提供的条目>
============
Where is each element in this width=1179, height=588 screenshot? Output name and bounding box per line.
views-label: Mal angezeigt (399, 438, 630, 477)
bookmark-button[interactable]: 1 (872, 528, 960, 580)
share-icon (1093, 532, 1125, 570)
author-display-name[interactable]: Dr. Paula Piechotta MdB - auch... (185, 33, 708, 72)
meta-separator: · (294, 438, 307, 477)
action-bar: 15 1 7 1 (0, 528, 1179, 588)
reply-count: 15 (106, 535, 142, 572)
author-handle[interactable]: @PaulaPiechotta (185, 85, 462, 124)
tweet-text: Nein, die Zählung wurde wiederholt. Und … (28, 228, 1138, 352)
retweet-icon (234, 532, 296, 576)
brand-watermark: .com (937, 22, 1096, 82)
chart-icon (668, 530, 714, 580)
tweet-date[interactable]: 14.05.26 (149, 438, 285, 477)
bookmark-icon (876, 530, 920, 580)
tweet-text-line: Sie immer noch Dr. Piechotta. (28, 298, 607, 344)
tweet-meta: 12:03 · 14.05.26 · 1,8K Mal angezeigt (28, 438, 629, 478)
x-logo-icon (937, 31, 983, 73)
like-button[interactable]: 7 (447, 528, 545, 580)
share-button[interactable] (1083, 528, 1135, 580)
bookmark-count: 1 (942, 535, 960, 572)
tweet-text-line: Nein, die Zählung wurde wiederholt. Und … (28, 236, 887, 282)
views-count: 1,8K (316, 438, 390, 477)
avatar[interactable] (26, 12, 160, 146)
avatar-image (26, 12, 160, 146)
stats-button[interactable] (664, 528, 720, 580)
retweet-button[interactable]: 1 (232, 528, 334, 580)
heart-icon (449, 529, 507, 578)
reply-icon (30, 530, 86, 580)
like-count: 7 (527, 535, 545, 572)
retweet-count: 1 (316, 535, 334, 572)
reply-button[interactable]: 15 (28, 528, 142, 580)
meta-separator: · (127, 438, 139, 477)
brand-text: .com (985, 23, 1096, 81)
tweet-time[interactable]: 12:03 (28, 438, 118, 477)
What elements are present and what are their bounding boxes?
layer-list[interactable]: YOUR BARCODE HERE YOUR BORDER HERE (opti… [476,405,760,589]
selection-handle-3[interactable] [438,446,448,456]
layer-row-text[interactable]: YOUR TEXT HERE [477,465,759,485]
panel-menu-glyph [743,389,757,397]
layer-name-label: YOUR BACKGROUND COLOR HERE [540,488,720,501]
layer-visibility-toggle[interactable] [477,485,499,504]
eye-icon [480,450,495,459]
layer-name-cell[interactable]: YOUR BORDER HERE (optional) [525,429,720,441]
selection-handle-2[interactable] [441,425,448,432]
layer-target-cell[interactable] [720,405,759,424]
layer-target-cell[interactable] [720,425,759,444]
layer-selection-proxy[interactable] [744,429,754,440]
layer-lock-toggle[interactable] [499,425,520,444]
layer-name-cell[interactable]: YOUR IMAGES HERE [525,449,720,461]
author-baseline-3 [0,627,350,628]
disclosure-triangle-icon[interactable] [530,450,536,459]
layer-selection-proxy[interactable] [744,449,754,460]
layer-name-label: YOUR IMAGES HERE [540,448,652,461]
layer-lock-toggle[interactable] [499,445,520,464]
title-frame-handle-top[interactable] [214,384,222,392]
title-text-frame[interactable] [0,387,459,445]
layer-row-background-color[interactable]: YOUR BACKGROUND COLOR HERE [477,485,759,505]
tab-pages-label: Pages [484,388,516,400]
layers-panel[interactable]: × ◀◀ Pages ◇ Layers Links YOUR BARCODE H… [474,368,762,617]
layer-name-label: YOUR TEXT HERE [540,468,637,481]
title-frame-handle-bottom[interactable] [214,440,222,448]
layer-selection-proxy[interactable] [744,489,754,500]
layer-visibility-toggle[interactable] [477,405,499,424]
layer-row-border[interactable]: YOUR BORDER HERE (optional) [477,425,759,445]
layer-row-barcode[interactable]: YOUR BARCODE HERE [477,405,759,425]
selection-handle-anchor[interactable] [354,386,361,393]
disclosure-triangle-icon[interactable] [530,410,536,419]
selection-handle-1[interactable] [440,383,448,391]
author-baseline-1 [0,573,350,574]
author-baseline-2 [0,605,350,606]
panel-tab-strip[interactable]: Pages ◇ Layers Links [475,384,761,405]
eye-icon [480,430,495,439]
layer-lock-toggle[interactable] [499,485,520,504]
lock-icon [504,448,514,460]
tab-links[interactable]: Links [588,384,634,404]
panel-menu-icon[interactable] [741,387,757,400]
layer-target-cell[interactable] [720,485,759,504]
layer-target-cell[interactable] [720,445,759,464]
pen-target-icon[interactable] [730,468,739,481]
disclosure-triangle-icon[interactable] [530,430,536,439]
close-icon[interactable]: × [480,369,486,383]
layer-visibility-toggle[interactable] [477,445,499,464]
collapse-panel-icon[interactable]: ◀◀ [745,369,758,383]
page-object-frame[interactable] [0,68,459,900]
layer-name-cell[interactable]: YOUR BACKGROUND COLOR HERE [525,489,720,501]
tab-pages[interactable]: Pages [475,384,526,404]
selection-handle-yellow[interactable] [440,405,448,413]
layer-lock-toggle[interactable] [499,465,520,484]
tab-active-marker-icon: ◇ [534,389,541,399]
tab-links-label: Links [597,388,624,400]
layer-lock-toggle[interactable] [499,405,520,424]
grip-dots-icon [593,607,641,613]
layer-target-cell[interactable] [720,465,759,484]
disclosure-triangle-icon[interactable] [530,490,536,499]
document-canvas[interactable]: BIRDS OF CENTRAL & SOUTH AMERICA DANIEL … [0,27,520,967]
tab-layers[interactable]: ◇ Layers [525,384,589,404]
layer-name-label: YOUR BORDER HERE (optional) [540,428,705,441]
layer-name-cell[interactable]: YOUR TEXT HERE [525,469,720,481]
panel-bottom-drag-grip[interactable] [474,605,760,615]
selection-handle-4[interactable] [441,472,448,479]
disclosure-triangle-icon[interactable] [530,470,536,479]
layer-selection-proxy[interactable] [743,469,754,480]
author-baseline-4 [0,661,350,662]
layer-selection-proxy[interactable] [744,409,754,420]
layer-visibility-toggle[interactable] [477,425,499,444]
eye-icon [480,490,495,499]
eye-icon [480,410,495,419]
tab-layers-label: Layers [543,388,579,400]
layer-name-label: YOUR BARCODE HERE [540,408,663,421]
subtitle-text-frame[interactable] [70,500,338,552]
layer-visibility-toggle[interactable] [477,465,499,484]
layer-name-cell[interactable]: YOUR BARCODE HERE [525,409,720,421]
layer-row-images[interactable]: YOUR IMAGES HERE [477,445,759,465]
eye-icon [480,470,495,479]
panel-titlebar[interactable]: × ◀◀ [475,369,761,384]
============
任务> 把上面所有条目里的每一行一字不改地照抄下来。

任务结果>
Where is each element in this width=1179, height=588 screenshot? Output name and bounding box per line.
views-label: Mal angezeigt (399, 438, 630, 477)
bookmark-button[interactable]: 1 (872, 528, 960, 580)
share-icon (1093, 532, 1125, 570)
author-display-name[interactable]: Dr. Paula Piechotta MdB - auch... (185, 33, 708, 72)
meta-separator: · (294, 438, 307, 477)
action-bar: 15 1 7 1 (0, 528, 1179, 588)
reply-count: 15 (106, 535, 142, 572)
author-handle[interactable]: @PaulaPiechotta (185, 85, 462, 124)
tweet-text: Nein, die Zählung wurde wiederholt. Und … (28, 228, 1138, 352)
retweet-icon (234, 532, 296, 576)
brand-watermark: .com (937, 22, 1096, 82)
chart-icon (668, 530, 714, 580)
tweet-date[interactable]: 14.05.26 (149, 438, 285, 477)
bookmark-icon (876, 530, 920, 580)
tweet-text-line: Sie immer noch Dr. Piechotta. (28, 298, 607, 344)
tweet-meta: 12:03 · 14.05.26 · 1,8K Mal angezeigt (28, 438, 629, 478)
x-logo-icon (937, 31, 983, 73)
like-button[interactable]: 7 (447, 528, 545, 580)
share-button[interactable] (1083, 528, 1135, 580)
bookmark-count: 1 (942, 535, 960, 572)
tweet-text-line: Nein, die Zählung wurde wiederholt. Und … (28, 236, 887, 282)
views-count: 1,8K (316, 438, 390, 477)
avatar[interactable] (26, 12, 160, 146)
avatar-image (26, 12, 160, 146)
stats-button[interactable] (664, 528, 720, 580)
retweet-button[interactable]: 1 (232, 528, 334, 580)
heart-icon (449, 529, 507, 578)
reply-icon (30, 530, 86, 580)
like-count: 7 (527, 535, 545, 572)
retweet-count: 1 (316, 535, 334, 572)
reply-button[interactable]: 15 (28, 528, 142, 580)
meta-separator: · (127, 438, 139, 477)
brand-text: .com (985, 23, 1096, 81)
tweet-time[interactable]: 12:03 (28, 438, 118, 477)
What elements are present and what are their bounding boxes?
layer-list[interactable]: YOUR BARCODE HERE YOUR BORDER HERE (opti… [476,405,760,589]
selection-handle-3[interactable] [438,446,448,456]
layer-row-text[interactable]: YOUR TEXT HERE [477,465,759,485]
panel-menu-glyph [743,389,757,397]
layer-name-label: YOUR BACKGROUND COLOR HERE [540,488,720,501]
layer-visibility-toggle[interactable] [477,485,499,504]
eye-icon [480,450,495,459]
layer-name-cell[interactable]: YOUR BORDER HERE (optional) [525,429,720,441]
selection-handle-2[interactable] [441,425,448,432]
layer-target-cell[interactable] [720,405,759,424]
layer-target-cell[interactable] [720,425,759,444]
layer-selection-proxy[interactable] [744,429,754,440]
layer-lock-toggle[interactable] [499,425,520,444]
layer-name-cell[interactable]: YOUR IMAGES HERE [525,449,720,461]
author-baseline-3 [0,627,350,628]
disclosure-triangle-icon[interactable] [530,450,536,459]
layer-selection-proxy[interactable] [744,449,754,460]
layer-name-label: YOUR IMAGES HERE [540,448,652,461]
layer-lock-toggle[interactable] [499,445,520,464]
title-frame-handle-top[interactable] [214,384,222,392]
title-text-frame[interactable] [0,387,459,445]
layer-row-background-color[interactable]: YOUR BACKGROUND COLOR HERE [477,485,759,505]
tab-pages-label: Pages [484,388,516,400]
layers-panel[interactable]: × ◀◀ Pages ◇ Layers Links YOUR BARCODE H… [474,368,762,617]
layer-name-label: YOUR TEXT HERE [540,468,637,481]
title-frame-handle-bottom[interactable] [214,440,222,448]
layer-selection-proxy[interactable] [744,489,754,500]
layer-visibility-toggle[interactable] [477,405,499,424]
layer-row-border[interactable]: YOUR BORDER HERE (optional) [477,425,759,445]
layer-row-barcode[interactable]: YOUR BARCODE HERE [477,405,759,425]
selection-handle-anchor[interactable] [354,386,361,393]
disclosure-triangle-icon[interactable] [530,410,536,419]
selection-handle-1[interactable] [440,383,448,391]
author-baseline-1 [0,573,350,574]
author-baseline-2 [0,605,350,606]
panel-tab-strip[interactable]: Pages ◇ Layers Links [475,384,761,405]
eye-icon [480,430,495,439]
layer-lock-toggle[interactable] [499,485,520,504]
lock-icon [504,448,514,460]
tab-links[interactable]: Links [588,384,634,404]
panel-menu-icon[interactable] [741,387,757,400]
layer-target-cell[interactable] [720,485,759,504]
layer-target-cell[interactable] [720,445,759,464]
pen-target-icon[interactable] [730,468,739,481]
disclosure-triangle-icon[interactable] [530,430,536,439]
close-icon[interactable]: × [480,369,486,383]
layer-visibility-toggle[interactable] [477,445,499,464]
collapse-panel-icon[interactable]: ◀◀ [745,369,758,383]
page-object-frame[interactable] [0,68,459,900]
layer-name-cell[interactable]: YOUR BACKGROUND COLOR HERE [525,489,720,501]
tab-pages[interactable]: Pages [475,384,526,404]
selection-handle-yellow[interactable] [440,405,448,413]
layer-lock-toggle[interactable] [499,465,520,484]
tab-active-marker-icon: ◇ [534,389,541,399]
tab-links-label: Links [597,388,624,400]
layer-lock-toggle[interactable] [499,405,520,424]
grip-dots-icon [593,607,641,613]
layer-target-cell[interactable] [720,465,759,484]
disclosure-triangle-icon[interactable] [530,490,536,499]
document-canvas[interactable]: BIRDS OF CENTRAL & SOUTH AMERICA DANIEL … [0,27,520,967]
tab-layers[interactable]: ◇ Layers [525,384,589,404]
layer-name-label: YOUR BORDER HERE (optional) [540,428,705,441]
layer-name-cell[interactable]: YOUR TEXT HERE [525,469,720,481]
panel-bottom-drag-grip[interactable] [474,605,760,615]
selection-handle-4[interactable] [441,472,448,479]
disclosure-triangle-icon[interactable] [530,470,536,479]
layer-selection-proxy[interactable] [743,469,754,480]
author-baseline-4 [0,661,350,662]
layer-selection-proxy[interactable] [744,409,754,420]
layer-visibility-toggle[interactable] [477,425,499,444]
eye-icon [480,490,495,499]
eye-icon [480,410,495,419]
tab-layers-label: Layers [543,388,579,400]
layer-name-label: YOUR BARCODE HERE [540,408,663,421]
subtitle-text-frame[interactable] [70,500,338,552]
layer-visibility-toggle[interactable] [477,465,499,484]
layer-name-cell[interactable]: YOUR BARCODE HERE [525,409,720,421]
layer-row-images[interactable]: YOUR IMAGES HERE [477,445,759,465]
eye-icon [480,470,495,479]
panel-titlebar[interactable]: × ◀◀ [475,369,761,384]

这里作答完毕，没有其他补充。